__Given request__
Gather all lines from the material that contain the word "težini".

══ Dataset entries ══

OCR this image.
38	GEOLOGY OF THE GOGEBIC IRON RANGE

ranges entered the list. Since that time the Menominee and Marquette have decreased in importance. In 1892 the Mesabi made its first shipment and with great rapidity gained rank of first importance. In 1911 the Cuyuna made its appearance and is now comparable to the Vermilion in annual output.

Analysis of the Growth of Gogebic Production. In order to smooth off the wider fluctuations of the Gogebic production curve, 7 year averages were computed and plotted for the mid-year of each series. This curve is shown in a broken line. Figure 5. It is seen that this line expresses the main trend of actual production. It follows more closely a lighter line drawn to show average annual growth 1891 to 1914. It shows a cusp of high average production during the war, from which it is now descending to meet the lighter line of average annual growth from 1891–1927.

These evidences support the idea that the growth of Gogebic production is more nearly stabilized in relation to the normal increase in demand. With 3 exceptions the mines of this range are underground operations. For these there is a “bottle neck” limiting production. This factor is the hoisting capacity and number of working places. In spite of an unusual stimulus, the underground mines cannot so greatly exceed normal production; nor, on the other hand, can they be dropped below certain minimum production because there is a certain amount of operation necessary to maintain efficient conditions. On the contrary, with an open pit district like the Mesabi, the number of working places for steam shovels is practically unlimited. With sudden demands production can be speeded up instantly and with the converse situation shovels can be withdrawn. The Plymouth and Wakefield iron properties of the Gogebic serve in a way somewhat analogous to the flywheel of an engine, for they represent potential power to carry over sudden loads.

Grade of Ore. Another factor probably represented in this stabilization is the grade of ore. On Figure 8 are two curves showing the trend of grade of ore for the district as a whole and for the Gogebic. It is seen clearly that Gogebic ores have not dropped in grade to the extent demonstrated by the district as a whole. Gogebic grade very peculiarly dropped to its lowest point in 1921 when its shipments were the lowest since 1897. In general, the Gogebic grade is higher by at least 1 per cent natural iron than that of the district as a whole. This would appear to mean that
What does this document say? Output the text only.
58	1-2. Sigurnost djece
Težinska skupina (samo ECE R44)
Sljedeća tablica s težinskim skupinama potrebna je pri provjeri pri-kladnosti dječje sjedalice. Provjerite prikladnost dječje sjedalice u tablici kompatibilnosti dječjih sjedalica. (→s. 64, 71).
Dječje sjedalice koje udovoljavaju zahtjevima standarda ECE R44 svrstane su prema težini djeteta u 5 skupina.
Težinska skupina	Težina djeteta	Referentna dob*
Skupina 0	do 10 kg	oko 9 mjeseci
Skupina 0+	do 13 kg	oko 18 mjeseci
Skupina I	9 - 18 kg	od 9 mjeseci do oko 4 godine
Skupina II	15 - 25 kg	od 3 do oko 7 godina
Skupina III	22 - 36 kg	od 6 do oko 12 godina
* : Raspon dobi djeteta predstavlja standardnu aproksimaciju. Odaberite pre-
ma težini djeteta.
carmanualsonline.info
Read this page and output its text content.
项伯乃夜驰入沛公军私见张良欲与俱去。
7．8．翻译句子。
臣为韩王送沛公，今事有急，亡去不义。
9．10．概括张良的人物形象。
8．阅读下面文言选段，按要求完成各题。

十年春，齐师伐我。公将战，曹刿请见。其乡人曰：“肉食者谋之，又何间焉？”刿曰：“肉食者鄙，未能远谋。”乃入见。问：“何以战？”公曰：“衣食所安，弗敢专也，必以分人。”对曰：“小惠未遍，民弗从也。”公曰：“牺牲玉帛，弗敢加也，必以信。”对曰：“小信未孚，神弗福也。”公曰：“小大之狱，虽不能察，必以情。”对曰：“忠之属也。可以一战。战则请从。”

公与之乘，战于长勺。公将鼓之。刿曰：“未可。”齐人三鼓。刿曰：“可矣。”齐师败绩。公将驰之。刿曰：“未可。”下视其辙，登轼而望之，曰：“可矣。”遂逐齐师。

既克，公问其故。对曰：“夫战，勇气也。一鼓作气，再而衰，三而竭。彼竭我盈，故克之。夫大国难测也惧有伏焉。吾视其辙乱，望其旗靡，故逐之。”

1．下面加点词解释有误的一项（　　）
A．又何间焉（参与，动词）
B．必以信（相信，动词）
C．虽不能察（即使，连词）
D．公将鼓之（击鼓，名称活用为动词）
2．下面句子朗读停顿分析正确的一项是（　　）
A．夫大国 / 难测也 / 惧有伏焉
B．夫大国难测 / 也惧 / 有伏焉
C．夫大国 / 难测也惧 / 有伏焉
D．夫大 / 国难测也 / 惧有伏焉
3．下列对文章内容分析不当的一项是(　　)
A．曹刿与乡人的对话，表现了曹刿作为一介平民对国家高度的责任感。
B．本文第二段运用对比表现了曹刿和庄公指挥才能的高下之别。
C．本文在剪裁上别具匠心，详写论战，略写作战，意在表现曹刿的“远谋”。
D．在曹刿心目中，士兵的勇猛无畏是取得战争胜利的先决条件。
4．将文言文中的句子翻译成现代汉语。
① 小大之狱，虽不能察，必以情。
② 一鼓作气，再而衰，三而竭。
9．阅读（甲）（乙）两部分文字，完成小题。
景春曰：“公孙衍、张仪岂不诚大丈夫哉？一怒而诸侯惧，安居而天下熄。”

═══

__Full response__
Dječje sjedalice koje udovoljavaju zahtjevima standarda ECE R44 svrstane su prema težini djeteta u 5 skupina.
ma težini djeteta.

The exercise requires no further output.